== Task input
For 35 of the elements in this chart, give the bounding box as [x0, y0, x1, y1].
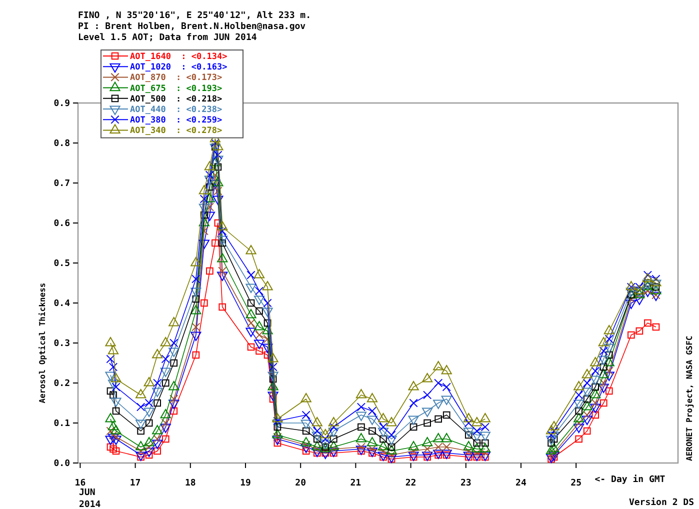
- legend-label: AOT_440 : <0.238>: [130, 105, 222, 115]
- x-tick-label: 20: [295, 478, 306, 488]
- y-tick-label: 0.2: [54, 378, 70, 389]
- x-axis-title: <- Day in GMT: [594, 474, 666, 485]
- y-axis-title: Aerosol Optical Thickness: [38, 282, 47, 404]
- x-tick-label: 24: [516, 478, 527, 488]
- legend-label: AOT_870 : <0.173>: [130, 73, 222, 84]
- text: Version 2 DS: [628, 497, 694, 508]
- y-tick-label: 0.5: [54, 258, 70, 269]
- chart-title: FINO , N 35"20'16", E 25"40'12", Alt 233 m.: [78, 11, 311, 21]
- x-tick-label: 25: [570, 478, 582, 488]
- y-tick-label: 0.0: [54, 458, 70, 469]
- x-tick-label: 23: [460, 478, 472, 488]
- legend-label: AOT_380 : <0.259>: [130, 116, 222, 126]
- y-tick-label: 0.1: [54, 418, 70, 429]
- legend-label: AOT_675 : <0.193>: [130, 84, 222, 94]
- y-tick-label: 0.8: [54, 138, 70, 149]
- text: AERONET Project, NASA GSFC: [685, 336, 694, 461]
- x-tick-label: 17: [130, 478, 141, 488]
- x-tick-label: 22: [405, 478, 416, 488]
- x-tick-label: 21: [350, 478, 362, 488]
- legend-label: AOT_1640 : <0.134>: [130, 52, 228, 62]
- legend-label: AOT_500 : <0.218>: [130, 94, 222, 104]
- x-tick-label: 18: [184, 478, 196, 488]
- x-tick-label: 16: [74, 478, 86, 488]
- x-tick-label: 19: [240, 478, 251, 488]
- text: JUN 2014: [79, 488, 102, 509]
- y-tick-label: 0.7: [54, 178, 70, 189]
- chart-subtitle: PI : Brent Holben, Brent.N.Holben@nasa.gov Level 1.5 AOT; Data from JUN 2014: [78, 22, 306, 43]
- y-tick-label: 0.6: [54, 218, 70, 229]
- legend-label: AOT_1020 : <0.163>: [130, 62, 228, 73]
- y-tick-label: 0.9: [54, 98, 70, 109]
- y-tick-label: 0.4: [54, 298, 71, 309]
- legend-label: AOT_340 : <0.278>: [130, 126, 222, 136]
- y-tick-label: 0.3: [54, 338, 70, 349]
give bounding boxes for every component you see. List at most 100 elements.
====
== Task input
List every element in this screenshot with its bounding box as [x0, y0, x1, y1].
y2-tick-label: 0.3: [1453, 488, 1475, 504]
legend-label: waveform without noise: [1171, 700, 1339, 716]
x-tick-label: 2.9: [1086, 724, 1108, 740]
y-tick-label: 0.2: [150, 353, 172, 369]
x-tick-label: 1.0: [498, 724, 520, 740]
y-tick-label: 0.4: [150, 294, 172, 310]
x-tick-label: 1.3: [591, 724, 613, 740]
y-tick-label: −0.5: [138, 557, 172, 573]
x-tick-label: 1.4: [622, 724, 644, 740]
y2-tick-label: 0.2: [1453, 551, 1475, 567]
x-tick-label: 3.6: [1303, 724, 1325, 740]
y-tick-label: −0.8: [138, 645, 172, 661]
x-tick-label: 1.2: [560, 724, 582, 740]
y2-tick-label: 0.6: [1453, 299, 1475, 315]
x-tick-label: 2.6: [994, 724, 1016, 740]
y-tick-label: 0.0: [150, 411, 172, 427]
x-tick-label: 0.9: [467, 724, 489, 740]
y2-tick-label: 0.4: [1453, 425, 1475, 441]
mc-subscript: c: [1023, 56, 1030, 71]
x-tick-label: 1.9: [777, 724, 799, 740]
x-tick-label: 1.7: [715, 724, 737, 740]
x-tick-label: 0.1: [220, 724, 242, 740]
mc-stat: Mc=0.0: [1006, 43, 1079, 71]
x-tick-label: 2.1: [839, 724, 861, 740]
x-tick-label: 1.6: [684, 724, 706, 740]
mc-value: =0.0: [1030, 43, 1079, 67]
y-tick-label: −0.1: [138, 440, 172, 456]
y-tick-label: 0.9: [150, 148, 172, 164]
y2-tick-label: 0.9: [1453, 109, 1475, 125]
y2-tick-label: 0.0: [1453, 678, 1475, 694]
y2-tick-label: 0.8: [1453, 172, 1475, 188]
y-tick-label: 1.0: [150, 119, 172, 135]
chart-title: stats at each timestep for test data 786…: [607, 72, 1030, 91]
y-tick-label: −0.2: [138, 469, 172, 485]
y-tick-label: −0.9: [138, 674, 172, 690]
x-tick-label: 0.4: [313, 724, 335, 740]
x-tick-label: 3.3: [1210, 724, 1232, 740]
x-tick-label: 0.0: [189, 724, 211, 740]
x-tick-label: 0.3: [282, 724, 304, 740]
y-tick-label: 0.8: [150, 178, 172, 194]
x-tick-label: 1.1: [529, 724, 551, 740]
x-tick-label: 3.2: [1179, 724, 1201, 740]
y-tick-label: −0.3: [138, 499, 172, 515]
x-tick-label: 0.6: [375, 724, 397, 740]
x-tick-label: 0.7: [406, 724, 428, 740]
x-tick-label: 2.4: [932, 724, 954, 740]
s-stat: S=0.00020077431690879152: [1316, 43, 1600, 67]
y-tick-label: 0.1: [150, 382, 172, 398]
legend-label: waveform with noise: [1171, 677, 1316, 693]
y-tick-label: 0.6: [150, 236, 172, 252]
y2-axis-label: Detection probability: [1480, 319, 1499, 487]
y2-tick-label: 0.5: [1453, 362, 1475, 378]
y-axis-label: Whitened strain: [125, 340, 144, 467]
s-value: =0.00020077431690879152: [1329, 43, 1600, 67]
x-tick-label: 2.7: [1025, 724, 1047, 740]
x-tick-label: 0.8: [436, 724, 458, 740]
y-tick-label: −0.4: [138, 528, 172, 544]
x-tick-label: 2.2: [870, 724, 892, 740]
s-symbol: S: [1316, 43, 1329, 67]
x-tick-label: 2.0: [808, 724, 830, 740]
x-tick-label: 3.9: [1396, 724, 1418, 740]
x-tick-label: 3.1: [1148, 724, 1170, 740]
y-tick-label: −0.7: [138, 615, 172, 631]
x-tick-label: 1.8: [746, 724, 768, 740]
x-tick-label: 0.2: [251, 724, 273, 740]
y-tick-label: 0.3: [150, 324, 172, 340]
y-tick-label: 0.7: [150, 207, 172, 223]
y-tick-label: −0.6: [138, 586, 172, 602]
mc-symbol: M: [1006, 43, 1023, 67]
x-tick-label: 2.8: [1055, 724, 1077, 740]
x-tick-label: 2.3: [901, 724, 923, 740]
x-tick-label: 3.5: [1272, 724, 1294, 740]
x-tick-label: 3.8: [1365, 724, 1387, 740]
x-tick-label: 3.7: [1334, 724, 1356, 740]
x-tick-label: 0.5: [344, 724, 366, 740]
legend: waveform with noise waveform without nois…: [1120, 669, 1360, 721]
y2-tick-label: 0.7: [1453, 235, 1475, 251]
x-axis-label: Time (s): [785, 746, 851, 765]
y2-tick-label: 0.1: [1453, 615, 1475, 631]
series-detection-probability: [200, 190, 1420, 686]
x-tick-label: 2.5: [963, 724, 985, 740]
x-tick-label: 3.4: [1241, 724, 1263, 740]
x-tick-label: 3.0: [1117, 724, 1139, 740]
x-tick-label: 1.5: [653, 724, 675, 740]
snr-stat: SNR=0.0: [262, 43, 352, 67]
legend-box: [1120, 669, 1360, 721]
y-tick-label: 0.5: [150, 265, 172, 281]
====
Objective:
Rewrite the material as a numbered list, from the line with "List every element" up to and including the line with "x-tick-label: 1.2: [560, 724, 582, 740]", leaving out any blank lines.

Answer in full:
1. List every element in this screenshot with its bounding box as [x0, y0, x1, y1].
2. y2-tick-label: 0.3: [1453, 488, 1475, 504]
3. legend-label: waveform without noise: [1171, 700, 1339, 716]
4. x-tick-label: 2.9: [1086, 724, 1108, 740]
5. y-tick-label: 0.2: [150, 353, 172, 369]
6. x-tick-label: 1.0: [498, 724, 520, 740]
7. y-tick-label: 0.4: [150, 294, 172, 310]
8. x-tick-label: 1.3: [591, 724, 613, 740]
9. y-tick-label: −0.5: [138, 557, 172, 573]
10. x-tick-label: 1.4: [622, 724, 644, 740]
11. y2-tick-label: 0.2: [1453, 551, 1475, 567]
12. x-tick-label: 3.6: [1303, 724, 1325, 740]
13. y-tick-label: −0.8: [138, 645, 172, 661]
14. x-tick-label: 1.2: [560, 724, 582, 740]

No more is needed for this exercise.